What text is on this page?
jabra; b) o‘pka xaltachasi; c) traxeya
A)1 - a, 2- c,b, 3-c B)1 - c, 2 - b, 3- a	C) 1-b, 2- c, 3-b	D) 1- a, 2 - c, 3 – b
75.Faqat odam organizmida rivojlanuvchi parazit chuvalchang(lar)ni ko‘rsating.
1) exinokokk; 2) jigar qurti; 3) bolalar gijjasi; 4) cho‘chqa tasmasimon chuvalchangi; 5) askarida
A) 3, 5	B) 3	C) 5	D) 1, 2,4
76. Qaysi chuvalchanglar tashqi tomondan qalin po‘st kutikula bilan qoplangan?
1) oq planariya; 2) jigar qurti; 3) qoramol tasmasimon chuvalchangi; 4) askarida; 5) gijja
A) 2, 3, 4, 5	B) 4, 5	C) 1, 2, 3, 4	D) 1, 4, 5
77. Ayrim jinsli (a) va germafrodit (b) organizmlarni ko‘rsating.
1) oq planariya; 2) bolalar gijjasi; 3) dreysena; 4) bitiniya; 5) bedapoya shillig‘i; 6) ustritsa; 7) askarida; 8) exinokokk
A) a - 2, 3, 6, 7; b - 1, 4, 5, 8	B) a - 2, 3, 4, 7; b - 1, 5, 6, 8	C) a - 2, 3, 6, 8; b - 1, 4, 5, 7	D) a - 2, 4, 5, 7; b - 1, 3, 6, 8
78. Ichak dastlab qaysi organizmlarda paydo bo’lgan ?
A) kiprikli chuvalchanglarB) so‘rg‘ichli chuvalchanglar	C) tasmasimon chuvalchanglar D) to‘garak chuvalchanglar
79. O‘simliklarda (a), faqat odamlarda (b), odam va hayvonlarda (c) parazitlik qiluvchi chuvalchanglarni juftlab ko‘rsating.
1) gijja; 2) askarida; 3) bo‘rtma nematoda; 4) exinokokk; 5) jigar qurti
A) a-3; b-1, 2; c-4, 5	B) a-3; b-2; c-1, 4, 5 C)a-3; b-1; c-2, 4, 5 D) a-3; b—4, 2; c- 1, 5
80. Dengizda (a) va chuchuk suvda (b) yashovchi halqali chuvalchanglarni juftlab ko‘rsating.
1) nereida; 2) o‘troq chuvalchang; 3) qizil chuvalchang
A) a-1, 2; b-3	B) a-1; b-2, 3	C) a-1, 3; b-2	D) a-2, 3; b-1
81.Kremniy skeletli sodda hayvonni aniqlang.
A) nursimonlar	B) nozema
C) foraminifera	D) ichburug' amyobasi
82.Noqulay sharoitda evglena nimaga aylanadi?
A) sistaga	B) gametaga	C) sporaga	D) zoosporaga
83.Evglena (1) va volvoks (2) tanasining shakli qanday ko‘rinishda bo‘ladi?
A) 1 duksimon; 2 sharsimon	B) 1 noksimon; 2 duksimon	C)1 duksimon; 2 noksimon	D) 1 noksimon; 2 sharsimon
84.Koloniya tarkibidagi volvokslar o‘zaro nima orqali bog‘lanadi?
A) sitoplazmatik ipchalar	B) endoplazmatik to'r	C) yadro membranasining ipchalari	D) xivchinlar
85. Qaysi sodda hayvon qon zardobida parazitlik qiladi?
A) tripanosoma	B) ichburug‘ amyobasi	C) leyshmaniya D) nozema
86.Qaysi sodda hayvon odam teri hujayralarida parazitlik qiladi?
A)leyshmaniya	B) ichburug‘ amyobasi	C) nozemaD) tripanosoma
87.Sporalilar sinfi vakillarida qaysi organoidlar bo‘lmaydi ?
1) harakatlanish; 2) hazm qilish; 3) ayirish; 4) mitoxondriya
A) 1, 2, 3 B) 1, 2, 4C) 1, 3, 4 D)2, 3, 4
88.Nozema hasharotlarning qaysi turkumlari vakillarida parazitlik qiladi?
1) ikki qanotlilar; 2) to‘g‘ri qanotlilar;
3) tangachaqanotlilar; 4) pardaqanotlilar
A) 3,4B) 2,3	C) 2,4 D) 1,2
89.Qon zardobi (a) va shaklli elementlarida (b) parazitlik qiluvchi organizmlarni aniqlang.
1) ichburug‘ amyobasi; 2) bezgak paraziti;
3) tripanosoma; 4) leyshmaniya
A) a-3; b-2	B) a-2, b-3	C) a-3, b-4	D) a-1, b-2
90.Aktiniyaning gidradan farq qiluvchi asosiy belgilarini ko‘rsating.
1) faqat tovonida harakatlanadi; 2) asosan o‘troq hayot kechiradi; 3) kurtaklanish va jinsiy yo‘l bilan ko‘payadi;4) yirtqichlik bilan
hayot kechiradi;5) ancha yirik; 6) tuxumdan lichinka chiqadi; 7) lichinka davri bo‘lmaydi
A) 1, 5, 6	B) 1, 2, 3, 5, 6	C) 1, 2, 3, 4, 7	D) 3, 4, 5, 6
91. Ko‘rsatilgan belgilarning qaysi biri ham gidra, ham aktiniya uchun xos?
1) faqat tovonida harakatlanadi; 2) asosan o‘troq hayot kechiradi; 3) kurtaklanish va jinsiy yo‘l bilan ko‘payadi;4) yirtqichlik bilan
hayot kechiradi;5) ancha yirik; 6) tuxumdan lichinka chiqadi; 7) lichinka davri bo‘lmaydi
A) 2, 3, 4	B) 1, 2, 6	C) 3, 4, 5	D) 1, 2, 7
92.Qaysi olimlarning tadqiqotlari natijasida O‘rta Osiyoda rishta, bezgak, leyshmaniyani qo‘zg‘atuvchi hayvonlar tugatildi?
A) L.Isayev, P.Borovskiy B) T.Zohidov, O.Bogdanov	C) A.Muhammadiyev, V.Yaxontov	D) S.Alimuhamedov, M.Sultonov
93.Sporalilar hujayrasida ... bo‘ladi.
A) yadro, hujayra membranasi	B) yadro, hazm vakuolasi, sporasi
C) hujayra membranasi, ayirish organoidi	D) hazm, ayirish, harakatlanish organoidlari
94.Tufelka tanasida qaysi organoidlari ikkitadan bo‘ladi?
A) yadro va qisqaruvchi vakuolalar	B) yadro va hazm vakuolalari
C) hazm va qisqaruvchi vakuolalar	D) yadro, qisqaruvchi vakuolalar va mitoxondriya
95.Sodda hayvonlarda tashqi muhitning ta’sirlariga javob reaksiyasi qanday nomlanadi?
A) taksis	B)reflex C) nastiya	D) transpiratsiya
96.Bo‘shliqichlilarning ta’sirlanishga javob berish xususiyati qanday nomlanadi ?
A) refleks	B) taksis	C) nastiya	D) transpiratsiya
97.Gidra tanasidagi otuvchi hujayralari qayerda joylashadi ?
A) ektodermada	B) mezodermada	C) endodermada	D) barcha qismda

------------------------------------

Your task
Extract the full listing above without altering anything.

Solution to this task
What text is on this page?
jabra; b) o‘pka xaltachasi; c) traxeya
A)1 - a, 2- c,b, 3-c B)1 - c, 2 - b, 3- a	C) 1-b, 2- c, 3-b	D) 1- a, 2 - c, 3 – b
75.Faqat odam organizmida rivojlanuvchi parazit chuvalchang(lar)ni ko‘rsating.
1) exinokokk; 2) jigar qurti; 3) bolalar gijjasi; 4) cho‘chqa tasmasimon chuvalchangi; 5) askarida
A) 3, 5	B) 3	C) 5	D) 1, 2,4
76. Qaysi chuvalchanglar tashqi tomondan qalin po‘st kutikula bilan qoplangan?
1) oq planariya; 2) jigar qurti; 3) qoramol tasmasimon chuvalchangi; 4) askarida; 5) gijja
A) 2, 3, 4, 5	B) 4, 5	C) 1, 2, 3, 4	D) 1, 4, 5
77. Ayrim jinsli (a) va germafrodit (b) organizmlarni ko‘rsating.
1) oq planariya; 2) bolalar gijjasi; 3) dreysena; 4) bitiniya; 5) bedapoya shillig‘i; 6) ustritsa; 7) askarida; 8) exinokokk
A) a - 2, 3, 6, 7; b - 1, 4, 5, 8	B) a - 2, 3, 4, 7; b - 1, 5, 6, 8	C) a - 2, 3, 6, 8; b - 1, 4, 5, 7	D) a - 2, 4, 5, 7; b - 1, 3, 6, 8
78. Ichak dastlab qaysi organizmlarda paydo bo’lgan ?
A) kiprikli chuvalchanglarB) so‘rg‘ichli chuvalchanglar	C) tasmasimon chuvalchanglar D) to‘garak chuvalchanglar
79. O‘simliklarda (a), faqat odamlarda (b), odam va hayvonlarda (c) parazitlik qiluvchi chuvalchanglarni juftlab ko‘rsating.
1) gijja; 2) askarida; 3) bo‘rtma nematoda; 4) exinokokk; 5) jigar qurti
A) a-3; b-1, 2; c-4, 5	B) a-3; b-2; c-1, 4, 5 C)a-3; b-1; c-2, 4, 5 D) a-3; b—4, 2; c- 1, 5
80. Dengizda (a) va chuchuk suvda (b) yashovchi halqali chuvalchanglarni juftlab ko‘rsating.
1) nereida; 2) o‘troq chuvalchang; 3) qizil chuvalchang
A) a-1, 2; b-3	B) a-1; b-2, 3	C) a-1, 3; b-2	D) a-2, 3; b-1
81.Kremniy skeletli sodda hayvonni aniqlang.
A) nursimonlar	B) nozema
C) foraminifera	D) ichburug' amyobasi
82.Noqulay sharoitda evglena nimaga aylanadi?
A) sistaga	B) gametaga	C) sporaga	D) zoosporaga
83.Evglena (1) va volvoks (2) tanasining shakli qanday ko‘rinishda bo‘ladi?
A) 1 duksimon; 2 sharsimon	B) 1 noksimon; 2 duksimon	C)1 duksimon; 2 noksimon	D) 1 noksimon; 2 sharsimon
84.Koloniya tarkibidagi volvokslar o‘zaro nima orqali bog‘lanadi?
A) sitoplazmatik ipchalar	B) endoplazmatik to'r	C) yadro membranasining ipchalari	D) xivchinlar
85. Qaysi sodda hayvon qon zardobida parazitlik qiladi?
A) tripanosoma	B) ichburug‘ amyobasi	C) leyshmaniya D) nozema
86.Qaysi sodda hayvon odam teri hujayralarida parazitlik qiladi?
A)leyshmaniya	B) ichburug‘ amyobasi	C) nozemaD) tripanosoma
87.Sporalilar sinfi vakillarida qaysi organoidlar bo‘lmaydi ?
1) harakatlanish; 2) hazm qilish; 3) ayirish; 4) mitoxondriya
A) 1, 2, 3 B) 1, 2, 4C) 1, 3, 4 D)2, 3, 4
88.Nozema hasharotlarning qaysi turkumlari vakillarida parazitlik qiladi?
1) ikki qanotlilar; 2) to‘g‘ri qanotlilar;
3) tangachaqanotlilar; 4) pardaqanotlilar
A) 3,4B) 2,3	C) 2,4 D) 1,2
89.Qon zardobi (a) va shaklli elementlarida (b) parazitlik qiluvchi organizmlarni aniqlang.
1) ichburug‘ amyobasi; 2) bezgak paraziti;
3) tripanosoma; 4) leyshmaniya
A) a-3; b-2	B) a-2, b-3	C) a-3, b-4	D) a-1, b-2
90.Aktiniyaning gidradan farq qiluvchi asosiy belgilarini ko‘rsating.
1) faqat tovonida harakatlanadi; 2) asosan o‘troq hayot kechiradi; 3) kurtaklanish va jinsiy yo‘l bilan ko‘payadi;4) yirtqichlik bilan
hayot kechiradi;5) ancha yirik; 6) tuxumdan lichinka chiqadi; 7) lichinka davri bo‘lmaydi
A) 1, 5, 6	B) 1, 2, 3, 5, 6	C) 1, 2, 3, 4, 7	D) 3, 4, 5, 6
91. Ko‘rsatilgan belgilarning qaysi biri ham gidra, ham aktiniya uchun xos?
1) faqat tovonida harakatlanadi; 2) asosan o‘troq hayot kechiradi; 3) kurtaklanish va jinsiy yo‘l bilan ko‘payadi;4) yirtqichlik bilan
hayot kechiradi;5) ancha yirik; 6) tuxumdan lichinka chiqadi; 7) lichinka davri bo‘lmaydi
A) 2, 3, 4	B) 1, 2, 6	C) 3, 4, 5	D) 1, 2, 7
92.Qaysi olimlarning tadqiqotlari natijasida O‘rta Osiyoda rishta, bezgak, leyshmaniyani qo‘zg‘atuvchi hayvonlar tugatildi?
A) L.Isayev, P.Borovskiy B) T.Zohidov, O.Bogdanov	C) A.Muhammadiyev, V.Yaxontov	D) S.Alimuhamedov, M.Sultonov
93.Sporalilar hujayrasida ... bo‘ladi.
A) yadro, hujayra membranasi	B) yadro, hazm vakuolasi, sporasi
C) hujayra membranasi, ayirish organoidi	D) hazm, ayirish, harakatlanish organoidlari
94.Tufelka tanasida qaysi organoidlari ikkitadan bo‘ladi?
A) yadro va qisqaruvchi vakuolalar	B) yadro va hazm vakuolalari
C) hazm va qisqaruvchi vakuolalar	D) yadro, qisqaruvchi vakuolalar va mitoxondriya
95.Sodda hayvonlarda tashqi muhitning ta’sirlariga javob reaksiyasi qanday nomlanadi?
A) taksis	B)reflex C) nastiya	D) transpiratsiya
96.Bo‘shliqichlilarning ta’sirlanishga javob berish xususiyati qanday nomlanadi ?
A) refleks	B) taksis	C) nastiya	D) transpiratsiya
97.Gidra tanasidagi otuvchi hujayralari qayerda joylashadi ?
A) ektodermada	B) mezodermada	C) endodermada	D) barcha qismda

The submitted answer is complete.